# YOUR GOAL
Filter the listing and keep only the lines with the word "knew".

━━━ STORED DATA

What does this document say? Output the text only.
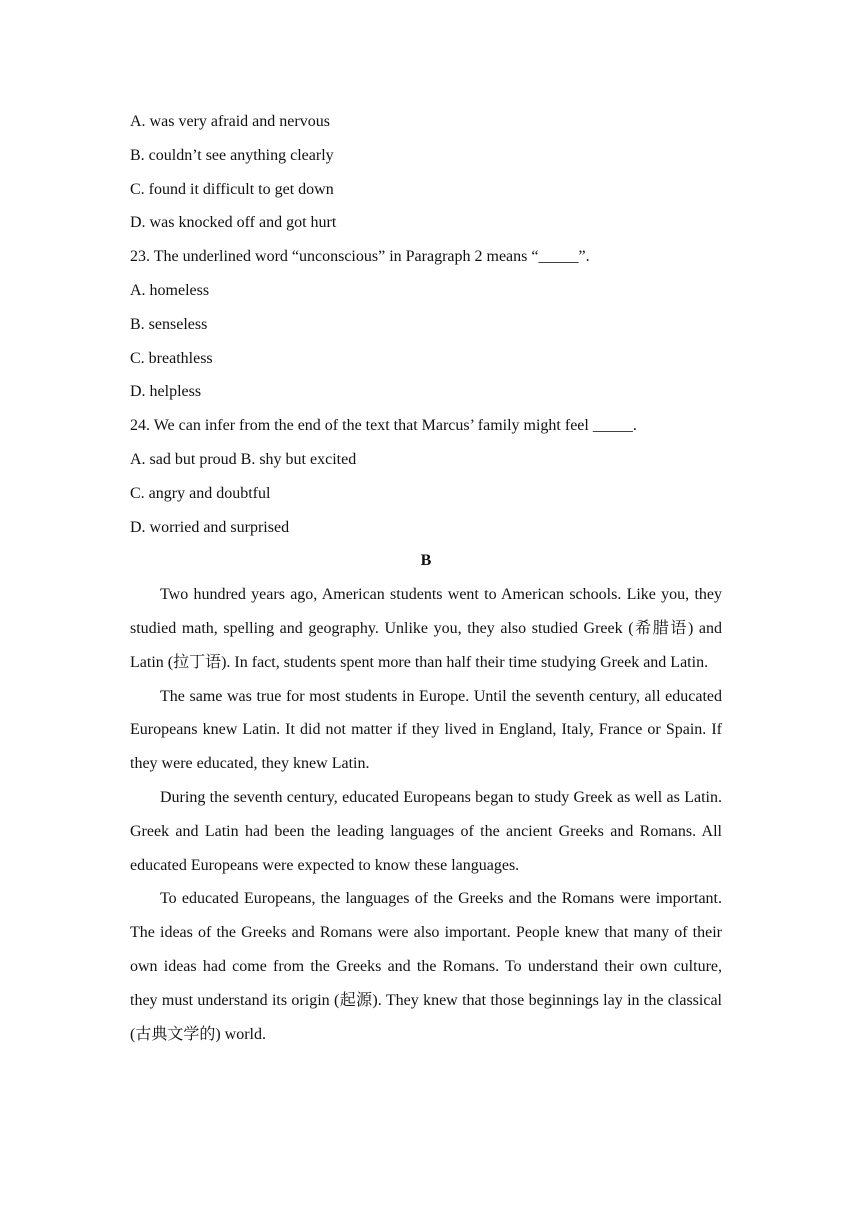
A. was very afraid and nervous
B. couldn’t see anything clearly
C. found it difficult to get down
D. was knocked off and got hurt
23. The underlined word “unconscious” in Paragraph 2 means “_____”.
A. homeless
B. senseless
C. breathless
D. helpless
24. We can infer from the end of the text that Marcus’ family might feel _____.
A. sad but proud B. shy but excited
C. angry and doubtful
D. worried and surprised
B
Two hundred years ago, American students went to American schools. Like you, they studied math, spelling and geography. Unlike you, they also studied Greek (希腊语) and Latin (拉丁语). In fact, students spent more than half their time studying Greek and Latin.
The same was true for most students in Europe. Until the seventh century, all educated Europeans knew Latin. It did not matter if they lived in England, Italy, France or Spain. If they were educated, they knew Latin.
During the seventh century, educated Europeans began to study Greek as well as Latin. Greek and Latin had been the leading languages of the ancient Greeks and Romans. All educated Europeans were expected to know these languages.
To educated Europeans, the languages of the Greeks and the Romans were important. The ideas of the Greeks and Romans were also important. People knew that many of their own ideas had come from the Greeks and the Romans. To understand their own culture, they must understand its origin (起源). They knew that those beginnings lay in the classical (古典文学的) world.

━━━━━━

# OUTPUT OF THE TASK
The same was true for most students in Europe. Until the seventh century, all educated Europeans knew Latin. It did not matter if they lived in England, Italy, France or Spain. If they were educated, they knew Latin.
To educated Europeans, the languages of the Greeks and the Romans were important. The ideas of the Greeks and Romans were also important. People knew that many of their own ideas had come from the Greeks and the Romans. To understand their own culture, they must understand its origin (起源). They knew that those beginnings lay in the classical (古典文学的) world.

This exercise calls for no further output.